** start Recorded information **

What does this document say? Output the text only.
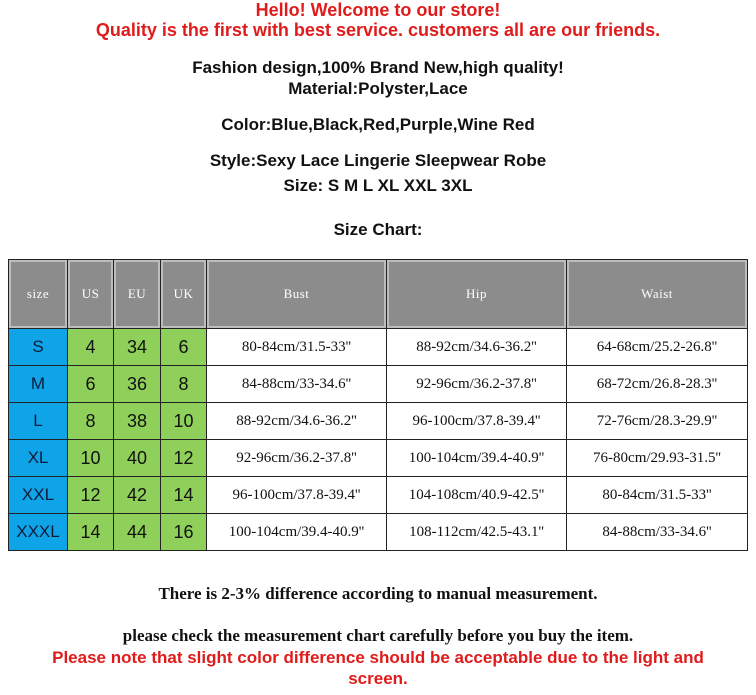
Hello! Welcome to our store!
Quality is the first with best service. customers all are our friends.
Fashion design,100% Brand New,high quality!
Material:Polyster,Lace
Color:Blue,Black,Red,Purple,Wine Red
Style:Sexy Lace Lingerie Sleepwear Robe
Size: S M L XL XXL 3XL
Size Chart:
size	US	EU	UK	Bust	Hip	Waist
S	4	34	6	80-84cm/31.5-33''	88-92cm/34.6-36.2''	64-68cm/25.2-26.8''
M	6	36	8	84-88cm/33-34.6''	92-96cm/36.2-37.8''	68-72cm/26.8-28.3''
L	8	38	10	88-92cm/34.6-36.2''	96-100cm/37.8-39.4''	72-76cm/28.3-29.9''
XL	10	40	12	92-96cm/36.2-37.8''	100-104cm/39.4-40.9''	76-80cm/29.93-31.5''
XXL	12	42	14	96-100cm/37.8-39.4''	104-108cm/40.9-42.5''	80-84cm/31.5-33''
XXXL	14	44	16	100-104cm/39.4-40.9''	108-112cm/42.5-43.1''	84-88cm/33-34.6''
There is 2-3% difference according to manual measurement.
please check the measurement chart carefully before you buy the item.
Please note that slight color difference should be acceptable due to the light and
screen.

** end Recorded information **

Please transcribe the material above exactly as written. Leave the pictures out.

What does this document say? Output the text only.
Hello! Welcome to our store!
Quality is the first with best service. customers all are our friends.
Fashion design,100% Brand New,high quality!
Material:Polyster,Lace
Color:Blue,Black,Red,Purple,Wine Red
Style:Sexy Lace Lingerie Sleepwear Robe
Size: S M L XL XXL 3XL
Size Chart:
size	US	EU	UK	Bust	Hip	Waist
S	4	34	6	80-84cm/31.5-33''	88-92cm/34.6-36.2''	64-68cm/25.2-26.8''
M	6	36	8	84-88cm/33-34.6''	92-96cm/36.2-37.8''	68-72cm/26.8-28.3''
L	8	38	10	88-92cm/34.6-36.2''	96-100cm/37.8-39.4''	72-76cm/28.3-29.9''
XL	10	40	12	92-96cm/36.2-37.8''	100-104cm/39.4-40.9''	76-80cm/29.93-31.5''
XXL	12	42	14	96-100cm/37.8-39.4''	104-108cm/40.9-42.5''	80-84cm/31.5-33''
XXXL	14	44	16	100-104cm/39.4-40.9''	108-112cm/42.5-43.1''	84-88cm/33-34.6''
There is 2-3% difference according to manual measurement.
please check the measurement chart carefully before you buy the item.
Please note that slight color difference should be acceptable due to the light and
screen.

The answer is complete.